* **The task**: Repeat the material verbatim. Images are excluded from the copy.

[Records from a collection]

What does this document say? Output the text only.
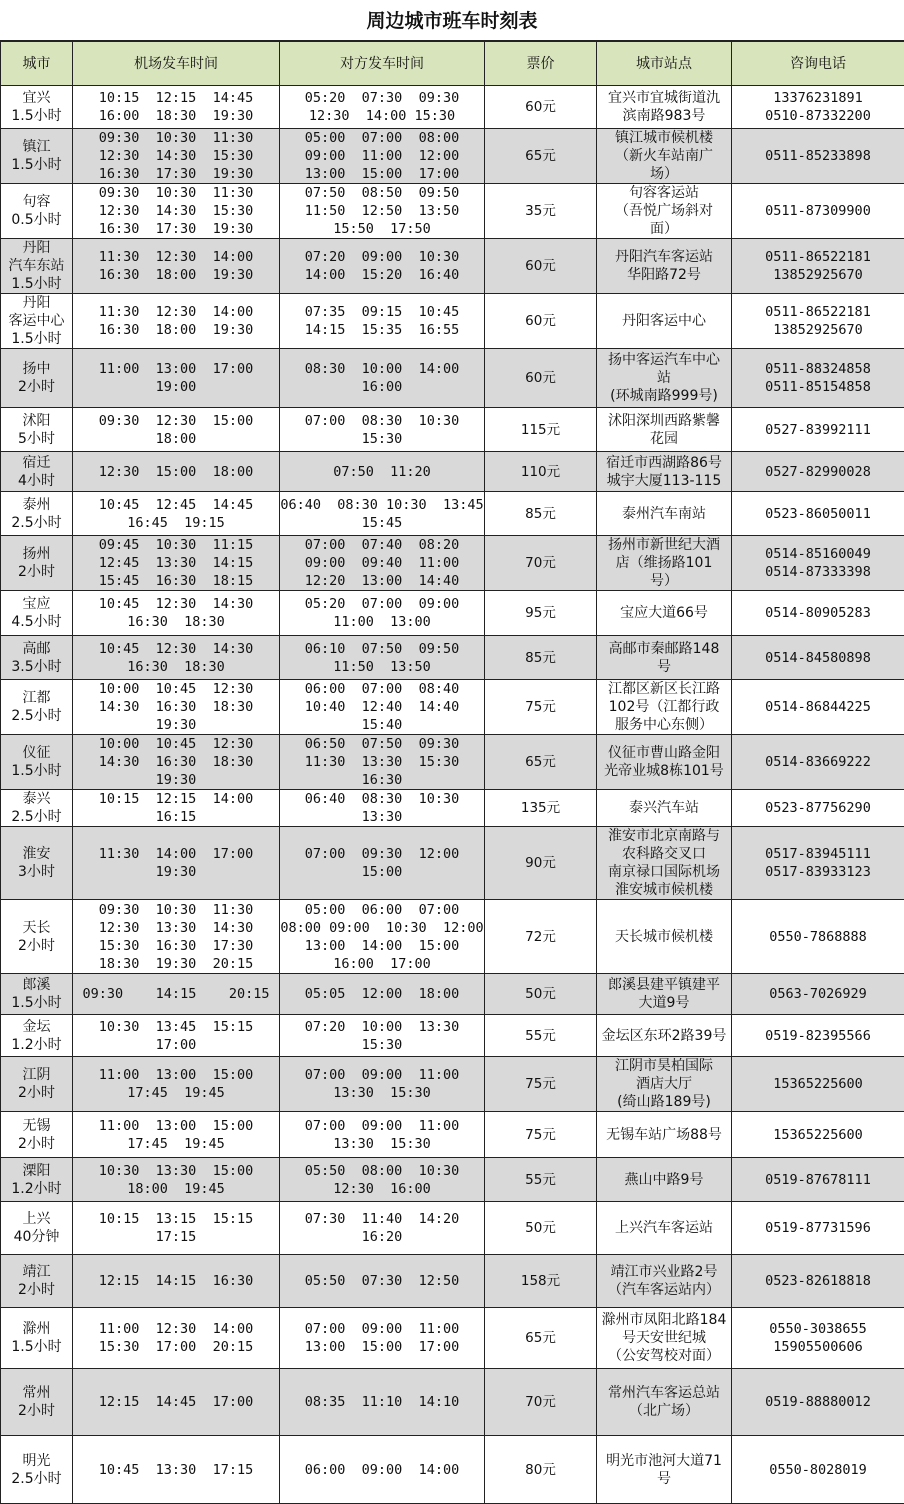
周边城市班车时刻表
城市	机场发车时间	对方发车时间	票价	城市站点	咨询电话

宜兴
1.5小时	10:15  12:15  14:45
16:00  18:30  19:30	05:20  07:30  09:30
12:30  14:00 15:30	60元	宜兴市宜城街道氿
滨南路983号	13376231891
0510-87332200

镇江
1.5小时	09:30  10:30  11:30
12:30  14:30  15:30
16:30  17:30  19:30	05:00  07:00  08:00
09:00  11:00  12:00
13:00  15:00  17:00	65元	镇江城市候机楼
（新火车站南广
场）	0511-85233898

句容
0.5小时	09:30  10:30  11:30
12:30  14:30  15:30
16:30  17:30  19:30	07:50  08:50  09:50
11:50  12:50  13:50
15:50  17:50	35元	句容客运站
（吾悦广场斜对
面）	0511-87309900

丹阳
汽车东站
1.5小时	11:30  12:30  14:00
16:30  18:00  19:30	07:20  09:00  10:30
14:00  15:20  16:40	60元	丹阳汽车客运站
华阳路72号	0511-86522181
13852925670

丹阳
客运中心
1.5小时	11:30  12:30  14:00
16:30  18:00  19:30	07:35  09:15  10:45
14:15  15:35  16:55	60元	丹阳客运中心	0511-86522181
13852925670

扬中
2小时	11:00  13:00  17:00
19:00	08:30  10:00  14:00
16:00	60元	扬中客运汽车中心
站
(环城南路999号)	0511-88324858
0511-85154858

沭阳
5小时	09:30  12:30  15:00
18:00	07:00  08:30  10:30
15:30	115元	沭阳深圳西路紫馨
花园	0527-83992111

宿迁
4小时	12:30  15:00  18:00	07:50  11:20	110元	宿迁市西湖路86号
城宇大厦113-115	0527-82990028

泰州
2.5小时	10:45  12:45  14:45
16:45  19:15	06:40  08:30 10:30  13:45
15:45	85元	泰州汽车南站	0523-86050011

扬州
2小时	09:45  10:30  11:15
12:45  13:30  14:15
15:45  16:30  18:15	07:00  07:40  08:20
09:00  09:40  11:00
12:20  13:00  14:40	70元	扬州市新世纪大酒
店（维扬路101
号）	0514-85160049
0514-87333398

宝应
4.5小时	10:45  12:30  14:30
16:30  18:30	05:20  07:00  09:00
11:00  13:00	95元	宝应大道66号	0514-80905283

高邮
3.5小时	10:45  12:30  14:30
16:30  18:30	06:10  07:50  09:50
11:50  13:50	85元	高邮市秦邮路148
号	0514-84580898

江都
2.5小时	10:00  10:45  12:30
14:30  16:30  18:30
19:30	06:00  07:00  08:40
10:40  12:40  14:40
15:40	75元	江都区新区长江路
102号（江都行政
服务中心东侧）	0514-86844225

仪征
1.5小时	10:00  10:45  12:30
14:30  16:30  18:30
19:30	06:50  07:50  09:30
11:30  13:30  15:30
16:30	65元	仪征市曹山路金阳
光帝业城8栋101号	0514-83669222

泰兴
2.5小时	10:15  12:15  14:00
16:15	06:40  08:30  10:30
13:30	135元	泰兴汽车站	0523-87756290

淮安
3小时	11:30  14:00  17:00
19:30	07:00  09:30  12:00
15:00	90元	淮安市北京南路与
农科路交叉口
南京禄口国际机场
淮安城市候机楼	0517-83945111
0517-83933123

天长
2小时	09:30  10:30  11:30
12:30  13:30  14:30
15:30  16:30  17:30
18:30  19:30  20:15	05:00  06:00  07:00
08:00 09:00  10:30  12:00
13:00  14:00  15:00
16:00  17:00	72元	天长城市候机楼	0550-7868888

郎溪
1.5小时	09:30    14:15    20:15	05:05  12:00  18:00	50元	郎溪县建平镇建平
大道9号	0563-7026929

金坛
1.2小时	10:30  13:45  15:15
17:00	07:20  10:00  13:30
15:30	55元	金坛区东环2路39号	0519-82395566

江阴
2小时	11:00  13:00  15:00
17:45  19:45	07:00  09:00  11:00
13:30  15:30	75元	江阴市昊柏国际
酒店大厅
(绮山路189号)	15365225600

无锡
2小时	11:00  13:00  15:00
17:45  19:45	07:00  09:00  11:00
13:30  15:30	75元	无锡车站广场88号	15365225600

溧阳
1.2小时	10:30  13:30  15:00
18:00  19:45	05:50  08:00  10:30
12:30  16:00	55元	燕山中路9号	0519-87678111

上兴
40分钟	10:15  13:15  15:15
17:15	07:30  11:40  14:20
16:20	50元	上兴汽车客运站	0519-87731596

靖江
2小时	12:15  14:15  16:30	05:50  07:30  12:50	158元	靖江市兴业路2号
（汽车客运站内）	0523-82618818

滁州
1.5小时	11:00  12:30  14:00
15:30  17:00  20:15	07:00  09:00  11:00
13:00  15:00  17:00	65元	滁州市凤阳北路184
号天安世纪城
（公安驾校对面）	0550-3038655
15905500606

常州
2小时	12:15  14:45  17:00	08:35  11:10  14:10	70元	常州汽车客运总站
（北广场）	0519-88880012

明光
2.5小时	10:45  13:30  17:15	06:00  09:00  14:00	80元	明光市池河大道71
号	0550-8028019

* **Correct result**:
What does this document say? Output the text only.
周边城市班车时刻表
城市	机场发车时间	对方发车时间	票价	城市站点	咨询电话

宜兴
1.5小时	10:15  12:15  14:45
16:00  18:30  19:30	05:20  07:30  09:30
12:30  14:00 15:30	60元	宜兴市宜城街道氿
滨南路983号	13376231891
0510-87332200

镇江
1.5小时	09:30  10:30  11:30
12:30  14:30  15:30
16:30  17:30  19:30	05:00  07:00  08:00
09:00  11:00  12:00
13:00  15:00  17:00	65元	镇江城市候机楼
（新火车站南广
场）	0511-85233898

句容
0.5小时	09:30  10:30  11:30
12:30  14:30  15:30
16:30  17:30  19:30	07:50  08:50  09:50
11:50  12:50  13:50
15:50  17:50	35元	句容客运站
（吾悦广场斜对
面）	0511-87309900

丹阳
汽车东站
1.5小时	11:30  12:30  14:00
16:30  18:00  19:30	07:20  09:00  10:30
14:00  15:20  16:40	60元	丹阳汽车客运站
华阳路72号	0511-86522181
13852925670

丹阳
客运中心
1.5小时	11:30  12:30  14:00
16:30  18:00  19:30	07:35  09:15  10:45
14:15  15:35  16:55	60元	丹阳客运中心	0511-86522181
13852925670

扬中
2小时	11:00  13:00  17:00
19:00	08:30  10:00  14:00
16:00	60元	扬中客运汽车中心
站
(环城南路999号)	0511-88324858
0511-85154858

沭阳
5小时	09:30  12:30  15:00
18:00	07:00  08:30  10:30
15:30	115元	沭阳深圳西路紫馨
花园	0527-83992111

宿迁
4小时	12:30  15:00  18:00	07:50  11:20	110元	宿迁市西湖路86号
城宇大厦113-115	0527-82990028

泰州
2.5小时	10:45  12:45  14:45
16:45  19:15	06:40  08:30 10:30  13:45
15:45	85元	泰州汽车南站	0523-86050011

扬州
2小时	09:45  10:30  11:15
12:45  13:30  14:15
15:45  16:30  18:15	07:00  07:40  08:20
09:00  09:40  11:00
12:20  13:00  14:40	70元	扬州市新世纪大酒
店（维扬路101
号）	0514-85160049
0514-87333398

宝应
4.5小时	10:45  12:30  14:30
16:30  18:30	05:20  07:00  09:00
11:00  13:00	95元	宝应大道66号	0514-80905283

高邮
3.5小时	10:45  12:30  14:30
16:30  18:30	06:10  07:50  09:50
11:50  13:50	85元	高邮市秦邮路148
号	0514-84580898

江都
2.5小时	10:00  10:45  12:30
14:30  16:30  18:30
19:30	06:00  07:00  08:40
10:40  12:40  14:40
15:40	75元	江都区新区长江路
102号（江都行政
服务中心东侧）	0514-86844225

仪征
1.5小时	10:00  10:45  12:30
14:30  16:30  18:30
19:30	06:50  07:50  09:30
11:30  13:30  15:30
16:30	65元	仪征市曹山路金阳
光帝业城8栋101号	0514-83669222

泰兴
2.5小时	10:15  12:15  14:00
16:15	06:40  08:30  10:30
13:30	135元	泰兴汽车站	0523-87756290

淮安
3小时	11:30  14:00  17:00
19:30	07:00  09:30  12:00
15:00	90元	淮安市北京南路与
农科路交叉口
南京禄口国际机场
淮安城市候机楼	0517-83945111
0517-83933123

天长
2小时	09:30  10:30  11:30
12:30  13:30  14:30
15:30  16:30  17:30
18:30  19:30  20:15	05:00  06:00  07:00
08:00 09:00  10:30  12:00
13:00  14:00  15:00
16:00  17:00	72元	天长城市候机楼	0550-7868888

郎溪
1.5小时	09:30    14:15    20:15	05:05  12:00  18:00	50元	郎溪县建平镇建平
大道9号	0563-7026929

金坛
1.2小时	10:30  13:45  15:15
17:00	07:20  10:00  13:30
15:30	55元	金坛区东环2路39号	0519-82395566

江阴
2小时	11:00  13:00  15:00
17:45  19:45	07:00  09:00  11:00
13:30  15:30	75元	江阴市昊柏国际
酒店大厅
(绮山路189号)	15365225600

无锡
2小时	11:00  13:00  15:00
17:45  19:45	07:00  09:00  11:00
13:30  15:30	75元	无锡车站广场88号	15365225600

溧阳
1.2小时	10:30  13:30  15:00
18:00  19:45	05:50  08:00  10:30
12:30  16:00	55元	燕山中路9号	0519-87678111

上兴
40分钟	10:15  13:15  15:15
17:15	07:30  11:40  14:20
16:20	50元	上兴汽车客运站	0519-87731596

靖江
2小时	12:15  14:15  16:30	05:50  07:30  12:50	158元	靖江市兴业路2号
（汽车客运站内）	0523-82618818

滁州
1.5小时	11:00  12:30  14:00
15:30  17:00  20:15	07:00  09:00  11:00
13:00  15:00  17:00	65元	滁州市凤阳北路184
号天安世纪城
（公安驾校对面）	0550-3038655
15905500606

常州
2小时	12:15  14:45  17:00	08:35  11:10  14:10	70元	常州汽车客运总站
（北广场）	0519-88880012

明光
2.5小时	10:45  13:30  17:15	06:00  09:00  14:00	80元	明光市池河大道71
号	0550-8028019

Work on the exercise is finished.